◆ Your goal ◆
Pick out all lines of the entries that include the word "marker" and copy them.

Stored records:

-- start --

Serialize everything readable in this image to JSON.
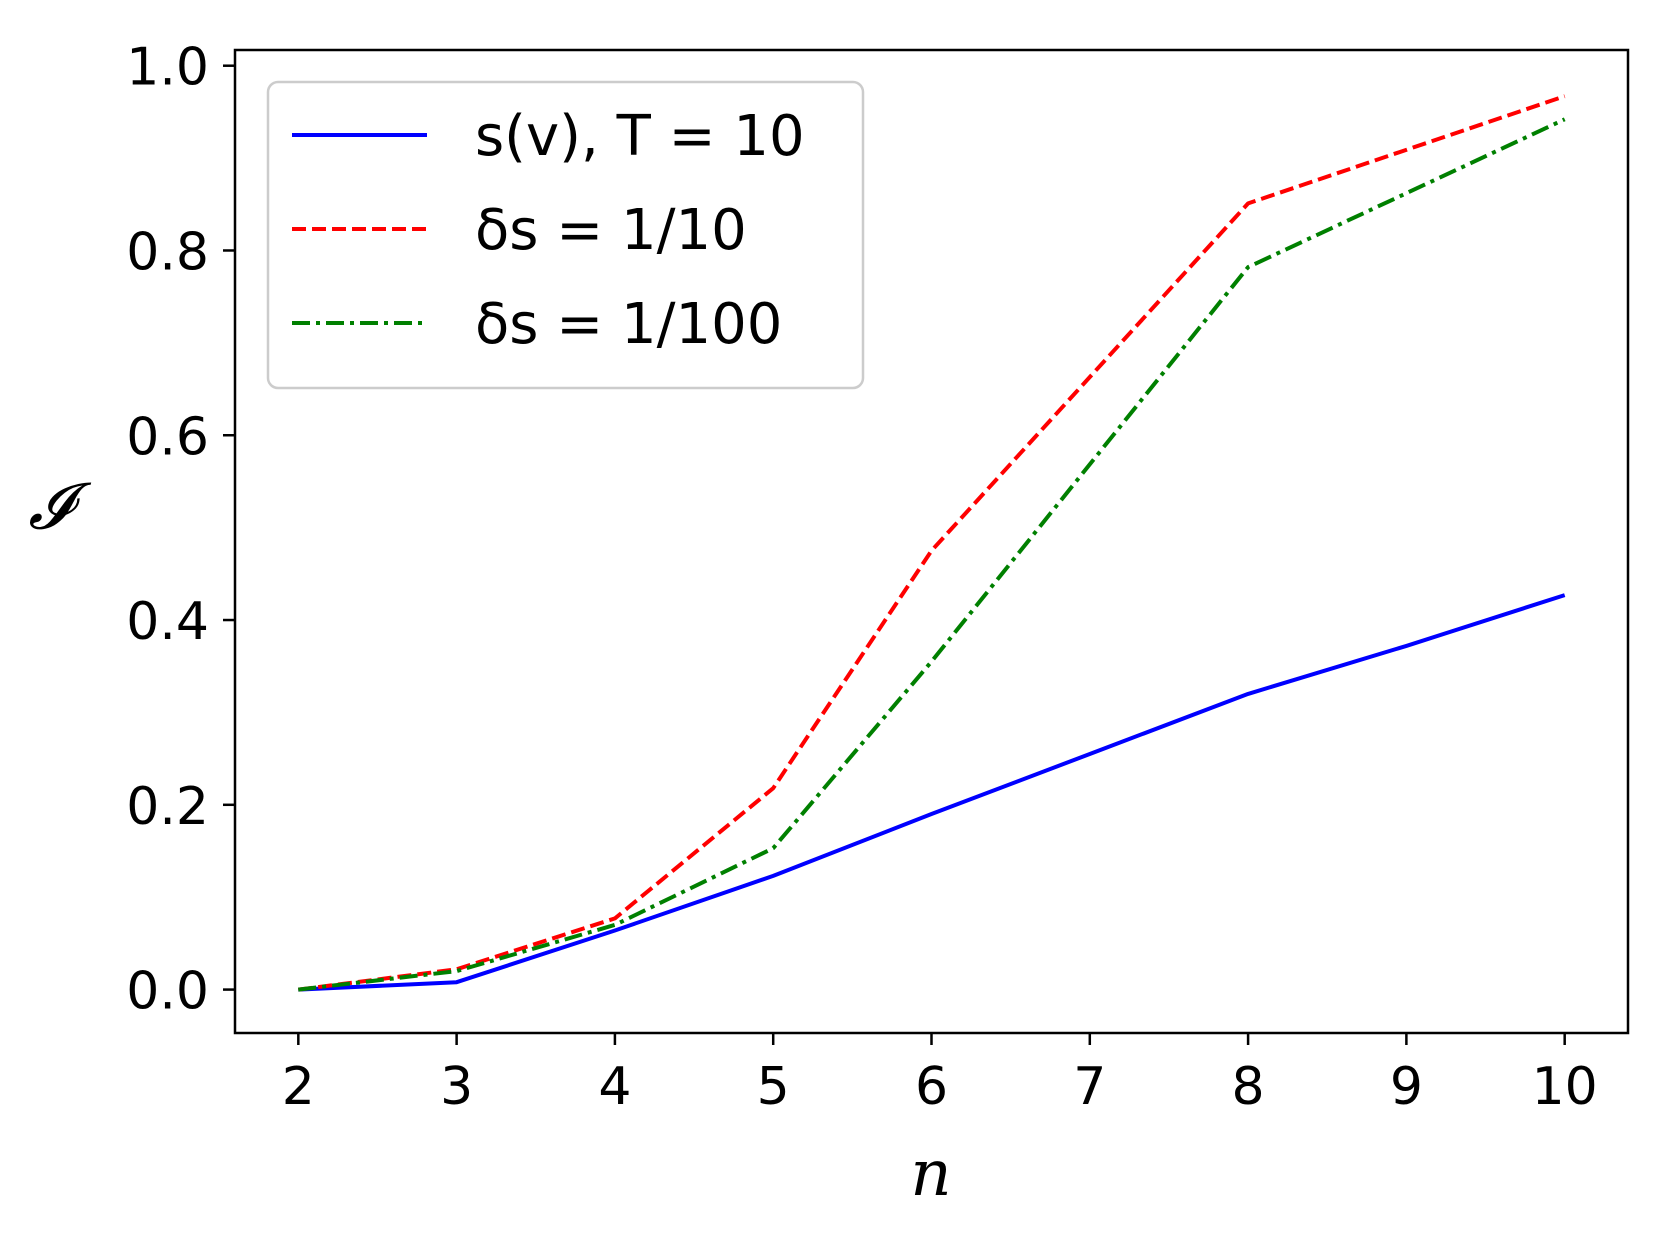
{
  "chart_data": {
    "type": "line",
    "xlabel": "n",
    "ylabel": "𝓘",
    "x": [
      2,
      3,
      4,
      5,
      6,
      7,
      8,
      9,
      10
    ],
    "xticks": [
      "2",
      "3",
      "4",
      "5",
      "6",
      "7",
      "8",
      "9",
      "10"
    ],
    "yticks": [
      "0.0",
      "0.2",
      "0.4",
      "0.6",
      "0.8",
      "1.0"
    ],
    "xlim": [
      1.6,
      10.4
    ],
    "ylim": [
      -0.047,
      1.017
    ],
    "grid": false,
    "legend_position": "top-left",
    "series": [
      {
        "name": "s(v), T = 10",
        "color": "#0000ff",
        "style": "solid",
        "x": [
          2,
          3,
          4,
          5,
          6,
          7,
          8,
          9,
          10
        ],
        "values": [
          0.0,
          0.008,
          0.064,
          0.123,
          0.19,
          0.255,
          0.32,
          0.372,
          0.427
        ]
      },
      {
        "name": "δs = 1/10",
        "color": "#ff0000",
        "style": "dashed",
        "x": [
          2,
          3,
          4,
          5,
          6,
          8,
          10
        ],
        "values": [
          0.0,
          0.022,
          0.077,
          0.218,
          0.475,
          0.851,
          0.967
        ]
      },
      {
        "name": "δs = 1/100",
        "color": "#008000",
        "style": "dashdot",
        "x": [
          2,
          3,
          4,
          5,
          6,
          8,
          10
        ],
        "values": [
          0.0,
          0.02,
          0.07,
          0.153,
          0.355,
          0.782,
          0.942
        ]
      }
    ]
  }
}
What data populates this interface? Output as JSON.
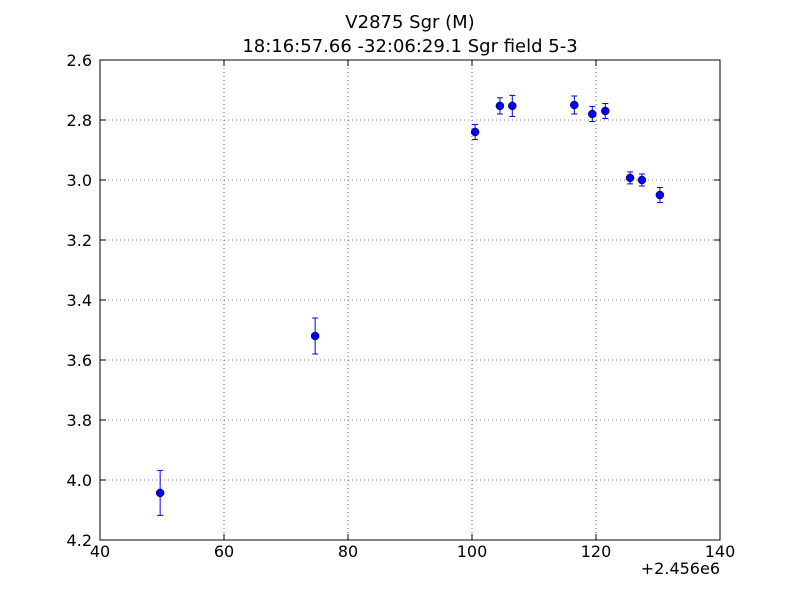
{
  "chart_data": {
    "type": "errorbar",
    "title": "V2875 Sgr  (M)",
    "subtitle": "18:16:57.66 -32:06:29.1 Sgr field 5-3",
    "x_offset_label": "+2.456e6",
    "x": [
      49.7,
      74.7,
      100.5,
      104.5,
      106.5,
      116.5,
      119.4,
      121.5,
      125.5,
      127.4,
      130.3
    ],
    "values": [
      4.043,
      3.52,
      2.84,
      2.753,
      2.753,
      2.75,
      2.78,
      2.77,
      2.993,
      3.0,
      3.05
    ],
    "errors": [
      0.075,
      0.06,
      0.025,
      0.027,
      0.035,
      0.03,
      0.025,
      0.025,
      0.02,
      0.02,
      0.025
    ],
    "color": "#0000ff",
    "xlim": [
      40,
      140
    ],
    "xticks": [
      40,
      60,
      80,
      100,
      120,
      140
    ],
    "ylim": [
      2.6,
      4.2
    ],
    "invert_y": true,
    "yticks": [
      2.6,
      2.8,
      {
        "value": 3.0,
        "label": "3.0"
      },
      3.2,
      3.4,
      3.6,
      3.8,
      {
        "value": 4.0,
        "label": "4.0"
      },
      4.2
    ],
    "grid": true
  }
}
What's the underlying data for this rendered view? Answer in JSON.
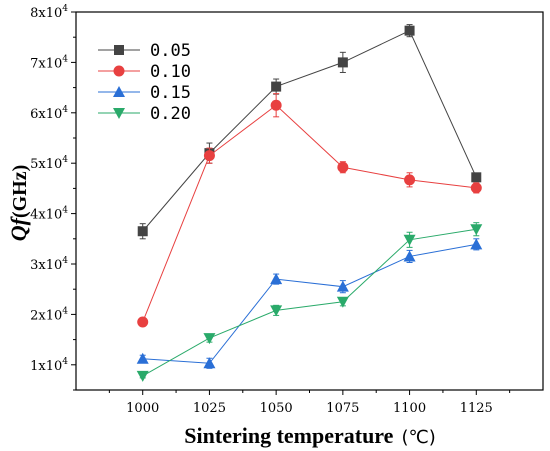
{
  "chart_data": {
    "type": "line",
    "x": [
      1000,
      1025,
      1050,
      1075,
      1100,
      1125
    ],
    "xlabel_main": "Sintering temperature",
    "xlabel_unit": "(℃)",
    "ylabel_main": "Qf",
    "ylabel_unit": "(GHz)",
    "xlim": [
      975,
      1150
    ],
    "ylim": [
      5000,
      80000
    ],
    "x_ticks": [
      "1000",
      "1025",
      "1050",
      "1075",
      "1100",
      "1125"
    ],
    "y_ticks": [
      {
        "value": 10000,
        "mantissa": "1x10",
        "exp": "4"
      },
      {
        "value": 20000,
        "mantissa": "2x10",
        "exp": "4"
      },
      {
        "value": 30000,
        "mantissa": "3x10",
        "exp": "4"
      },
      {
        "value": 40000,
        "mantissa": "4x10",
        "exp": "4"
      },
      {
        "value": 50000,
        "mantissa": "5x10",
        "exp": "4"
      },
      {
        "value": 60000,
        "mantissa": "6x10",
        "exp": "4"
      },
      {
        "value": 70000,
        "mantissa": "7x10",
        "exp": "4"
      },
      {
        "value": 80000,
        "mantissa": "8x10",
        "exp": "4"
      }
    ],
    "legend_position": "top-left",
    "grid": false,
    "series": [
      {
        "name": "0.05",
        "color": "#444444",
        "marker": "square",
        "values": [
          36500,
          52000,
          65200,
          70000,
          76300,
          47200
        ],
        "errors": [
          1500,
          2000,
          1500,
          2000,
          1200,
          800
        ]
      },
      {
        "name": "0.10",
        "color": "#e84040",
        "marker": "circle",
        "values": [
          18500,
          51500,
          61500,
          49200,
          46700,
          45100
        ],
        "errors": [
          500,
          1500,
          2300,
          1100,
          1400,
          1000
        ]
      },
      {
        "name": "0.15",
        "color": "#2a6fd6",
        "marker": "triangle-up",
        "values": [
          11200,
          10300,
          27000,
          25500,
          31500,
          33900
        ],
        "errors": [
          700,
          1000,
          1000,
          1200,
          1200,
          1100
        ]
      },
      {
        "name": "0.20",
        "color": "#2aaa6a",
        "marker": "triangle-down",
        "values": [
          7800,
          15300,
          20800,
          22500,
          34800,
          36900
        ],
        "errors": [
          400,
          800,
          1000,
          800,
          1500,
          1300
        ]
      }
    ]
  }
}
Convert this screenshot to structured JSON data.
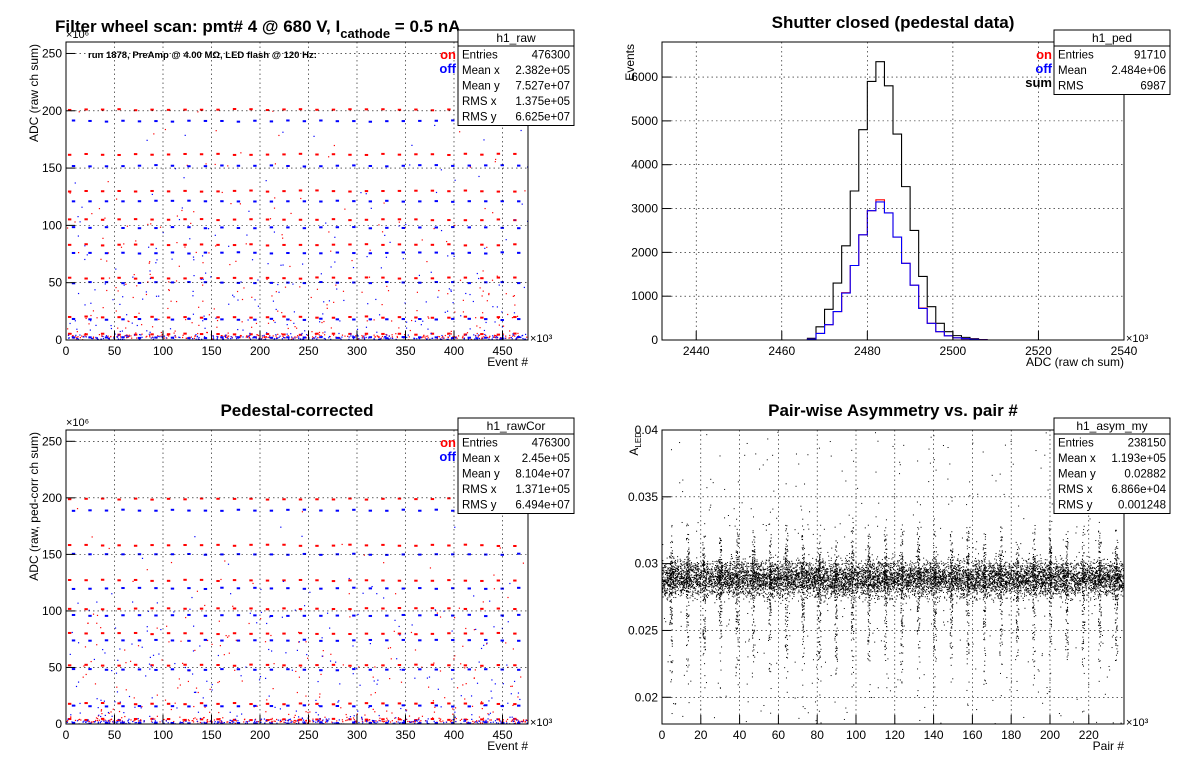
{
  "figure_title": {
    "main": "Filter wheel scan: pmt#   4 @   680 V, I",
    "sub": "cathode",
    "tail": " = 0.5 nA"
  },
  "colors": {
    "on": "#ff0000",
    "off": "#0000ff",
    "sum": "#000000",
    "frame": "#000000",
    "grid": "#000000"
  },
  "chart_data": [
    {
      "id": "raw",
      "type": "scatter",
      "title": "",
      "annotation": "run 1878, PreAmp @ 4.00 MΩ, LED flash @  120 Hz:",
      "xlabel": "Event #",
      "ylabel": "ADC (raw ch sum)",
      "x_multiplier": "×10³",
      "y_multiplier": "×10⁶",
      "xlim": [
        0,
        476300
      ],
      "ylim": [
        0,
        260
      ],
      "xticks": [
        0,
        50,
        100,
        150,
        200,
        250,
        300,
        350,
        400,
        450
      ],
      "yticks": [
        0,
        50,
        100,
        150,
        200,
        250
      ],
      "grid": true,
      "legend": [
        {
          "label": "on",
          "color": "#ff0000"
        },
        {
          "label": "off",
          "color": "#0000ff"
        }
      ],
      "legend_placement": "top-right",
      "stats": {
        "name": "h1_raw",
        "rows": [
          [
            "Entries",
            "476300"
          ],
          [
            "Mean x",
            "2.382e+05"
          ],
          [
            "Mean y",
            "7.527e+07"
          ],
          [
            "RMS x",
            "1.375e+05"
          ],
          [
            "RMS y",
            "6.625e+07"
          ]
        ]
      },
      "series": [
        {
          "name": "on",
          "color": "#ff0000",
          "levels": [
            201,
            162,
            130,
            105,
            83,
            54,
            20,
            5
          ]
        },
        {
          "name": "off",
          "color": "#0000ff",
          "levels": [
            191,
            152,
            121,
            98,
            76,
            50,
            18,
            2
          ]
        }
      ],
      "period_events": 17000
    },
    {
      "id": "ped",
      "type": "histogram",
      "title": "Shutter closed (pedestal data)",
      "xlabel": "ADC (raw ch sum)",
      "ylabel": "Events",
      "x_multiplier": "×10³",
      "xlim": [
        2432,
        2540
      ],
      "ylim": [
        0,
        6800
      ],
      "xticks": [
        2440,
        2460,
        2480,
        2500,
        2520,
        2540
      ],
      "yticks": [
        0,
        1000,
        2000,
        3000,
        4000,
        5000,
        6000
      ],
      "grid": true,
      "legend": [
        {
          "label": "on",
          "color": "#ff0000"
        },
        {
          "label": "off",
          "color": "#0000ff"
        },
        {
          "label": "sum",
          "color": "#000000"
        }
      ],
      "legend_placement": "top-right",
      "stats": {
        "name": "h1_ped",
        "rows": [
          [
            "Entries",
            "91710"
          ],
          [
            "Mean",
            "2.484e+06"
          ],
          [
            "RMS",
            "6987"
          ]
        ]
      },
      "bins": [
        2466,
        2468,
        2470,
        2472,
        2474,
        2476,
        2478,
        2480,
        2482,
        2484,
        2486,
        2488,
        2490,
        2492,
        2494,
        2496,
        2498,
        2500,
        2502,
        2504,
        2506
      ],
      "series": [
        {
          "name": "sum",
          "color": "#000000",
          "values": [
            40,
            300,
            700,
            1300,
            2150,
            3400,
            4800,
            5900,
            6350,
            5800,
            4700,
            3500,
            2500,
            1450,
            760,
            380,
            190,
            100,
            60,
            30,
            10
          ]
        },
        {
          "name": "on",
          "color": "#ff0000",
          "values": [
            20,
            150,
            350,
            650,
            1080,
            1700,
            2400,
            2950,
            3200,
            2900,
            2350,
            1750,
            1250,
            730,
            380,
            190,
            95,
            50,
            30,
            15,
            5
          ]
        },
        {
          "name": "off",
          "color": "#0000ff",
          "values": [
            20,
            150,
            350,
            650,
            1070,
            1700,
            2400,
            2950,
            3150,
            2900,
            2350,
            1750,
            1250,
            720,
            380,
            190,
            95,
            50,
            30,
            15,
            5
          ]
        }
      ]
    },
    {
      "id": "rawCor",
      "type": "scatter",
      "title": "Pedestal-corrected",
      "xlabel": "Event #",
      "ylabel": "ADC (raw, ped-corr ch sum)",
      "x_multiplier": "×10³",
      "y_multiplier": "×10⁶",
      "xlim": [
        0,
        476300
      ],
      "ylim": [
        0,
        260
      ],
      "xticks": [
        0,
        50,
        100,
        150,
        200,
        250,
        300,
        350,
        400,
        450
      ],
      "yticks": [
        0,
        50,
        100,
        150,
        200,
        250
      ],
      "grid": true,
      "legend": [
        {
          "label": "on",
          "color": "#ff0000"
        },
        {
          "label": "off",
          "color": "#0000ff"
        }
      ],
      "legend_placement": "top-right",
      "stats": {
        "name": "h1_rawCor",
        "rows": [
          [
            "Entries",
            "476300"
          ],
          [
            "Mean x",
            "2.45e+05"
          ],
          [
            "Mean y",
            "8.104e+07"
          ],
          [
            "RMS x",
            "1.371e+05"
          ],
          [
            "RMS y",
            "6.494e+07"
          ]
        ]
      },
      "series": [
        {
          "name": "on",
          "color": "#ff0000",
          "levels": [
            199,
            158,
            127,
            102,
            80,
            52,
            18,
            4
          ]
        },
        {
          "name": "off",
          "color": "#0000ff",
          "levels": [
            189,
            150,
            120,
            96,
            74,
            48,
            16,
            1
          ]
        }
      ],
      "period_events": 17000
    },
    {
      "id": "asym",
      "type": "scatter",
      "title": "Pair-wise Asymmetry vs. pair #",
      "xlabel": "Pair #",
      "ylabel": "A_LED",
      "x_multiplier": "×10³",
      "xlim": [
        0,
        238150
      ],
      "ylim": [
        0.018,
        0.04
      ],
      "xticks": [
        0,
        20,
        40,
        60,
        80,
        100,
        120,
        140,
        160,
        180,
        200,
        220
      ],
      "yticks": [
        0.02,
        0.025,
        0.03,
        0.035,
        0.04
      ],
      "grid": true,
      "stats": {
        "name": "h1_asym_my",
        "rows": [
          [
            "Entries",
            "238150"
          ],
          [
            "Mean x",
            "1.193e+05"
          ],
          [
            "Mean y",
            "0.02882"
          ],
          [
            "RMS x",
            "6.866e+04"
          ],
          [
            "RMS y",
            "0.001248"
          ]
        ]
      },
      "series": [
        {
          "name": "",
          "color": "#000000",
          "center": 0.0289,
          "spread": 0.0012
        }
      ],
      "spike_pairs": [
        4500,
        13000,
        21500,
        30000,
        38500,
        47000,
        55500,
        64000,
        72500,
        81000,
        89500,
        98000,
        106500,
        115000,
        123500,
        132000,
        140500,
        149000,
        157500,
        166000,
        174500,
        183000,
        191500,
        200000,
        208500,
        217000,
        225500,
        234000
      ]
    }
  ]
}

-- end --

◆ Written answer ◆
        "marker": "square",
        "marker": "circle",
        "marker": "triangle-up",
        "marker": "triangle-down",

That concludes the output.